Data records
╔══

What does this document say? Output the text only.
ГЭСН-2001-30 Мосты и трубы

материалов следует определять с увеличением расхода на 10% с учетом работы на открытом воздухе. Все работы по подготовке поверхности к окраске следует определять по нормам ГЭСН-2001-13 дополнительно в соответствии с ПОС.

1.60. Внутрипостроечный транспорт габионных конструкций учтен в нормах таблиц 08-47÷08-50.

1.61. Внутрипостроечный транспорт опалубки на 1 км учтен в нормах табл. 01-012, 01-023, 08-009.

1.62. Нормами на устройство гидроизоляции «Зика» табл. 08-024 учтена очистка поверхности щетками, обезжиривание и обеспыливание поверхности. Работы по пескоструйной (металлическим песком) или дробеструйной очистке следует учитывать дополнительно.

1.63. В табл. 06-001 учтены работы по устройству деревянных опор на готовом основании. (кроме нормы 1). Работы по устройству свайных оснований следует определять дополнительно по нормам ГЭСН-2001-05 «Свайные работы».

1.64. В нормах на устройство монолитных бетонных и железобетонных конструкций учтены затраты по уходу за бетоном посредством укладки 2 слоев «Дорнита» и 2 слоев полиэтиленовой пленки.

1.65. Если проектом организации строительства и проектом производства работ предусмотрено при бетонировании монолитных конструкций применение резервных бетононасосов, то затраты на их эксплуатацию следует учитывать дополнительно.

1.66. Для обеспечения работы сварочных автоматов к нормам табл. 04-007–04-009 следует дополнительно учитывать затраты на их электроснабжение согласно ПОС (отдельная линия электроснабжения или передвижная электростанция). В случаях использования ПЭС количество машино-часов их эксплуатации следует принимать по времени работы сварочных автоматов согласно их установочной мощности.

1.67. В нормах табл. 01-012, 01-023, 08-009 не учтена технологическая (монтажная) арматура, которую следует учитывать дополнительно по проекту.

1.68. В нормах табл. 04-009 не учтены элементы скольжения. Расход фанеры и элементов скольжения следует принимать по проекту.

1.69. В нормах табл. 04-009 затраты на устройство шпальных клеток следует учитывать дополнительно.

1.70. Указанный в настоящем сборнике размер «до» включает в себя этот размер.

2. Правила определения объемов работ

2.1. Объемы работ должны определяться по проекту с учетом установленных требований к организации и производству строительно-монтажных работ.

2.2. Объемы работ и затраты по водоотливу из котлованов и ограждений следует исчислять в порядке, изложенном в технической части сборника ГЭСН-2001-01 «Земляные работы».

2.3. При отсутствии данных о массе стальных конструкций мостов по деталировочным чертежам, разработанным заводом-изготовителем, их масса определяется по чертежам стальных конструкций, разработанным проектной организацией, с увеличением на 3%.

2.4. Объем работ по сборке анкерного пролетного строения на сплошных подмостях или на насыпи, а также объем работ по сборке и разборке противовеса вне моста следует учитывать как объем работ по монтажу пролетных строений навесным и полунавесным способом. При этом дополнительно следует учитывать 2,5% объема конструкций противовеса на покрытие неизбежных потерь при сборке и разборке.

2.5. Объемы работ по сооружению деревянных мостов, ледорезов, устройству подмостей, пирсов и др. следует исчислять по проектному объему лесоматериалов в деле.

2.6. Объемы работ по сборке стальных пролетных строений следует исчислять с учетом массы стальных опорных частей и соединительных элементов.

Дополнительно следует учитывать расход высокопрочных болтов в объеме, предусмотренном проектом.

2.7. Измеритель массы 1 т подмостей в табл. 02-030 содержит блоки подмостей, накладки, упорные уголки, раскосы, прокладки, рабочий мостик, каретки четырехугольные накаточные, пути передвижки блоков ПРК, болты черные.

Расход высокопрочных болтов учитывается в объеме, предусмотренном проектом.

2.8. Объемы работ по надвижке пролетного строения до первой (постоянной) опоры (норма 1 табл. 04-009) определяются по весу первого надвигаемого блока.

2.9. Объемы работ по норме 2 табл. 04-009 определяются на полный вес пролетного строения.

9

╚══

_WHAT YOU SHOULD DO:_ Take the entries above and transcribe them in full.

_OUTPUT BELOW:_
What does this document say? Output the text only.
ГЭСН-2001-30 Мосты и трубы

материалов следует определять с увеличением расхода на 10% с учетом работы на открытом воздухе. Все работы по подготовке поверхности к окраске следует определять по нормам ГЭСН-2001-13 дополнительно в соответствии с ПОС.

1.60. Внутрипостроечный транспорт габионных конструкций учтен в нормах таблиц 08-47÷08-50.

1.61. Внутрипостроечный транспорт опалубки на 1 км учтен в нормах табл. 01-012, 01-023, 08-009.

1.62. Нормами на устройство гидроизоляции «Зика» табл. 08-024 учтена очистка поверхности щетками, обезжиривание и обеспыливание поверхности. Работы по пескоструйной (металлическим песком) или дробеструйной очистке следует учитывать дополнительно.

1.63. В табл. 06-001 учтены работы по устройству деревянных опор на готовом основании. (кроме нормы 1). Работы по устройству свайных оснований следует определять дополнительно по нормам ГЭСН-2001-05 «Свайные работы».

1.64. В нормах на устройство монолитных бетонных и железобетонных конструкций учтены затраты по уходу за бетоном посредством укладки 2 слоев «Дорнита» и 2 слоев полиэтиленовой пленки.

1.65. Если проектом организации строительства и проектом производства работ предусмотрено при бетонировании монолитных конструкций применение резервных бетононасосов, то затраты на их эксплуатацию следует учитывать дополнительно.

1.66. Для обеспечения работы сварочных автоматов к нормам табл. 04-007–04-009 следует дополнительно учитывать затраты на их электроснабжение согласно ПОС (отдельная линия электроснабжения или передвижная электростанция). В случаях использования ПЭС количество машино-часов их эксплуатации следует принимать по времени работы сварочных автоматов согласно их установочной мощности.

1.67. В нормах табл. 01-012, 01-023, 08-009 не учтена технологическая (монтажная) арматура, которую следует учитывать дополнительно по проекту.

1.68. В нормах табл. 04-009 не учтены элементы скольжения. Расход фанеры и элементов скольжения следует принимать по проекту.

1.69. В нормах табл. 04-009 затраты на устройство шпальных клеток следует учитывать дополнительно.

1.70. Указанный в настоящем сборнике размер «до» включает в себя этот размер.

2. Правила определения объемов работ

2.1. Объемы работ должны определяться по проекту с учетом установленных требований к организации и производству строительно-монтажных работ.

2.2. Объемы работ и затраты по водоотливу из котлованов и ограждений следует исчислять в порядке, изложенном в технической части сборника ГЭСН-2001-01 «Земляные работы».

2.3. При отсутствии данных о массе стальных конструкций мостов по деталировочным чертежам, разработанным заводом-изготовителем, их масса определяется по чертежам стальных конструкций, разработанным проектной организацией, с увеличением на 3%.

2.4. Объем работ по сборке анкерного пролетного строения на сплошных подмостях или на насыпи, а также объем работ по сборке и разборке противовеса вне моста следует учитывать как объем работ по монтажу пролетных строений навесным и полунавесным способом. При этом дополнительно следует учитывать 2,5% объема конструкций противовеса на покрытие неизбежных потерь при сборке и разборке.

2.5. Объемы работ по сооружению деревянных мостов, ледорезов, устройству подмостей, пирсов и др. следует исчислять по проектному объему лесоматериалов в деле.

2.6. Объемы работ по сборке стальных пролетных строений следует исчислять с учетом массы стальных опорных частей и соединительных элементов.

Дополнительно следует учитывать расход высокопрочных болтов в объеме, предусмотренном проектом.

2.7. Измеритель массы 1 т подмостей в табл. 02-030 содержит блоки подмостей, накладки, упорные уголки, раскосы, прокладки, рабочий мостик, каретки четырехугольные накаточные, пути передвижки блоков ПРК, болты черные.

Расход высокопрочных болтов учитывается в объеме, предусмотренном проектом.

2.8. Объемы работ по надвижке пролетного строения до первой (постоянной) опоры (норма 1 табл. 04-009) определяются по весу первого надвигаемого блока.

2.9. Объемы работ по норме 2 табл. 04-009 определяются на полный вес пролетного строения.

9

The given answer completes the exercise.